— Begin Excerpted records —

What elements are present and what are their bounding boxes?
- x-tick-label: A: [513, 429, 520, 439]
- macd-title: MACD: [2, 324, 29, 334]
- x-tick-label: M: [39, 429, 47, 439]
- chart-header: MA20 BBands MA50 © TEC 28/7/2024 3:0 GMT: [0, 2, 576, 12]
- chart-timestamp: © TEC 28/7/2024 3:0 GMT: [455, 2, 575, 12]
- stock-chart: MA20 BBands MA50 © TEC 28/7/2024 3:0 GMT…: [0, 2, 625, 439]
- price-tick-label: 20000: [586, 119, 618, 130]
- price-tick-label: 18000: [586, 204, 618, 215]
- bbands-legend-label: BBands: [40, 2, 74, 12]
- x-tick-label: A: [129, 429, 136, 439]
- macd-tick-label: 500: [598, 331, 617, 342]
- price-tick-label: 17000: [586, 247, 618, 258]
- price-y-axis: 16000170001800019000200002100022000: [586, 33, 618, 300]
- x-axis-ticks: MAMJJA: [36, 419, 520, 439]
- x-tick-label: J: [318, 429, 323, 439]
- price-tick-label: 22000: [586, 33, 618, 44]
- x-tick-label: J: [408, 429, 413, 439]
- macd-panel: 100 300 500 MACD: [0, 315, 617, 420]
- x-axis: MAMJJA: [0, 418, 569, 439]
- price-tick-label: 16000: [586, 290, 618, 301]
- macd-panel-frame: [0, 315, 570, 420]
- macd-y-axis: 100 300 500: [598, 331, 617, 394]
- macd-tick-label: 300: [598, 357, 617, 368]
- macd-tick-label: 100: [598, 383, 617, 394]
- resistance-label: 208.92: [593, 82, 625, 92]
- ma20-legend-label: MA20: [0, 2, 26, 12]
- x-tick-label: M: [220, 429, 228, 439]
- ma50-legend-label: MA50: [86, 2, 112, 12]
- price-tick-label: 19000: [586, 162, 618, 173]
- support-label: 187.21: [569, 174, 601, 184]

— End Excerpted records —

- Problem to solve -
Edit the lines above by replacing every occurrence of "price-tick-label" with "price-axis-label", and leave all other text unchanged.

- Result of this task -
What elements are present and what are their bounding boxes?
- x-tick-label: A: [513, 429, 520, 439]
- macd-title: MACD: [2, 324, 29, 334]
- x-tick-label: M: [39, 429, 47, 439]
- chart-header: MA20 BBands MA50 © TEC 28/7/2024 3:0 GMT: [0, 2, 576, 12]
- chart-timestamp: © TEC 28/7/2024 3:0 GMT: [455, 2, 575, 12]
- stock-chart: MA20 BBands MA50 © TEC 28/7/2024 3:0 GMT…: [0, 2, 625, 439]
- price-axis-label: 20000: [586, 119, 618, 130]
- price-axis-label: 18000: [586, 204, 618, 215]
- bbands-legend-label: BBands: [40, 2, 74, 12]
- x-tick-label: A: [129, 429, 136, 439]
- macd-tick-label: 500: [598, 331, 617, 342]
- price-axis-label: 17000: [586, 247, 618, 258]
- price-y-axis: 16000170001800019000200002100022000: [586, 33, 618, 300]
- x-axis-ticks: MAMJJA: [36, 419, 520, 439]
- x-tick-label: J: [318, 429, 323, 439]
- price-axis-label: 22000: [586, 33, 618, 44]
- x-tick-label: J: [408, 429, 413, 439]
- macd-panel: 100 300 500 MACD: [0, 315, 617, 420]
- x-axis: MAMJJA: [0, 418, 569, 439]
- price-axis-label: 16000: [586, 290, 618, 301]
- macd-panel-frame: [0, 315, 570, 420]
- macd-y-axis: 100 300 500: [598, 331, 617, 394]
- macd-tick-label: 300: [598, 357, 617, 368]
- macd-tick-label: 100: [598, 383, 617, 394]
- resistance-label: 208.92: [593, 82, 625, 92]
- ma20-legend-label: MA20: [0, 2, 26, 12]
- x-tick-label: M: [220, 429, 228, 439]
- ma50-legend-label: MA50: [86, 2, 112, 12]
- price-axis-label: 19000: [586, 162, 618, 173]
- support-label: 187.21: [569, 174, 601, 184]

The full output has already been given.